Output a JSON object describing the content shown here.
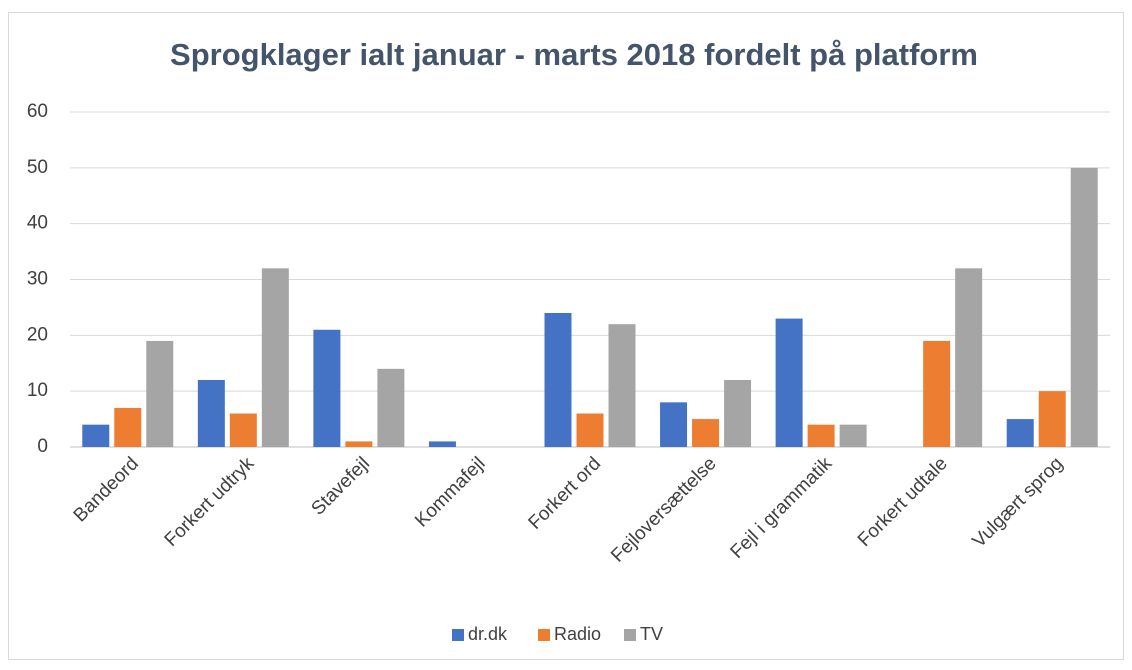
{
  "chart_data": {
    "type": "bar",
    "title": "Sprogklager ialt januar - marts 2018 fordelt på platform",
    "categories": [
      "Bandeord",
      "Forkert udtryk",
      "Stavefejl",
      "Kommafejl",
      "Forkert ord",
      "Fejloversættelse",
      "Fejl i grammatik",
      "Forkert udtale",
      "Vulgært sprog"
    ],
    "series": [
      {
        "name": "dr.dk",
        "color": "#4472c4",
        "values": [
          4,
          12,
          21,
          1,
          24,
          8,
          23,
          0,
          5
        ]
      },
      {
        "name": "Radio",
        "color": "#ed7d31",
        "values": [
          7,
          6,
          1,
          0,
          6,
          5,
          4,
          19,
          10
        ]
      },
      {
        "name": "TV",
        "color": "#a5a5a5",
        "values": [
          19,
          32,
          14,
          0,
          22,
          12,
          4,
          32,
          50
        ]
      }
    ],
    "ylim": [
      0,
      60
    ],
    "yticks": [
      0,
      10,
      20,
      30,
      40,
      50,
      60
    ],
    "grid": true,
    "legend": "bottom"
  }
}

■ ■ ■ ■ ■

Transcribe the full listing above exactly as it stands, minus the pictures.

• **PROBLEM SOLUTION**:
Output a JSON object describing the content shown here.
{
  "chart_data": {
    "type": "bar",
    "title": "Sprogklager ialt januar - marts 2018 fordelt på platform",
    "categories": [
      "Bandeord",
      "Forkert udtryk",
      "Stavefejl",
      "Kommafejl",
      "Forkert ord",
      "Fejloversættelse",
      "Fejl i grammatik",
      "Forkert udtale",
      "Vulgært sprog"
    ],
    "series": [
      {
        "name": "dr.dk",
        "color": "#4472c4",
        "values": [
          4,
          12,
          21,
          1,
          24,
          8,
          23,
          0,
          5
        ]
      },
      {
        "name": "Radio",
        "color": "#ed7d31",
        "values": [
          7,
          6,
          1,
          0,
          6,
          5,
          4,
          19,
          10
        ]
      },
      {
        "name": "TV",
        "color": "#a5a5a5",
        "values": [
          19,
          32,
          14,
          0,
          22,
          12,
          4,
          32,
          50
        ]
      }
    ],
    "ylim": [
      0,
      60
    ],
    "yticks": [
      0,
      10,
      20,
      30,
      40,
      50,
      60
    ],
    "grid": true,
    "legend": "bottom"
  }
}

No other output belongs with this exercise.